─── Input data

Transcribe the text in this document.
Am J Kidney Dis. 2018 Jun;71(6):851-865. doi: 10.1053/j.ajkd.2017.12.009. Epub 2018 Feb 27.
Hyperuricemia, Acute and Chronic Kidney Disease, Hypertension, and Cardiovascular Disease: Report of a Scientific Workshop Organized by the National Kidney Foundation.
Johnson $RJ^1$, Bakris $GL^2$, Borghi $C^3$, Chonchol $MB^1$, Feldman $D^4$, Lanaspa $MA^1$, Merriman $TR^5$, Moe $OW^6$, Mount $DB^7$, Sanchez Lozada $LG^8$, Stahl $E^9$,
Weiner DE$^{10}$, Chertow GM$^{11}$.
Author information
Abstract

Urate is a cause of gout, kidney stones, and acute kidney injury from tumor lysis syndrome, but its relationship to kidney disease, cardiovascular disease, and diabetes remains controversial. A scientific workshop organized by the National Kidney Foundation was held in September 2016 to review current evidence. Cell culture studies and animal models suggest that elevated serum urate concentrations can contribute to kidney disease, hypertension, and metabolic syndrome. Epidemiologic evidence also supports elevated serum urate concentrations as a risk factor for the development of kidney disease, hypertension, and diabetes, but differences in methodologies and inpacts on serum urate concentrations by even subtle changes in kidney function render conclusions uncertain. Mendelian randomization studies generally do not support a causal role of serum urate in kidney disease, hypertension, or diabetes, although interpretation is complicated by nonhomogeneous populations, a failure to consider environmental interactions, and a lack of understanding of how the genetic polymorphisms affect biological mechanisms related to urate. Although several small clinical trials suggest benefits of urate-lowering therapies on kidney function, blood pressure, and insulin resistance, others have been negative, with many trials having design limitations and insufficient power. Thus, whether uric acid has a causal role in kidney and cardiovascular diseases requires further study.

──────

Exercise goal – Each line in the listing is to be returned exactly.

Exercise response –
Transcribe the text in this document.
Am J Kidney Dis. 2018 Jun;71(6):851-865. doi: 10.1053/j.ajkd.2017.12.009. Epub 2018 Feb 27.
Hyperuricemia, Acute and Chronic Kidney Disease, Hypertension, and Cardiovascular Disease: Report of a Scientific Workshop Organized by the National Kidney Foundation.
Johnson $RJ^1$, Bakris $GL^2$, Borghi $C^3$, Chonchol $MB^1$, Feldman $D^4$, Lanaspa $MA^1$, Merriman $TR^5$, Moe $OW^6$, Mount $DB^7$, Sanchez Lozada $LG^8$, Stahl $E^9$,
Weiner DE$^{10}$, Chertow GM$^{11}$.
Author information
Abstract

Urate is a cause of gout, kidney stones, and acute kidney injury from tumor lysis syndrome, but its relationship to kidney disease, cardiovascular disease, and diabetes remains controversial. A scientific workshop organized by the National Kidney Foundation was held in September 2016 to review current evidence. Cell culture studies and animal models suggest that elevated serum urate concentrations can contribute to kidney disease, hypertension, and metabolic syndrome. Epidemiologic evidence also supports elevated serum urate concentrations as a risk factor for the development of kidney disease, hypertension, and diabetes, but differences in methodologies and inpacts on serum urate concentrations by even subtle changes in kidney function render conclusions uncertain. Mendelian randomization studies generally do not support a causal role of serum urate in kidney disease, hypertension, or diabetes, although interpretation is complicated by nonhomogeneous populations, a failure to consider environmental interactions, and a lack of understanding of how the genetic polymorphisms affect biological mechanisms related to urate. Although several small clinical trials suggest benefits of urate-lowering therapies on kidney function, blood pressure, and insulin resistance, others have been negative, with many trials having design limitations and insufficient power. Thus, whether uric acid has a causal role in kidney and cardiovascular diseases requires further study.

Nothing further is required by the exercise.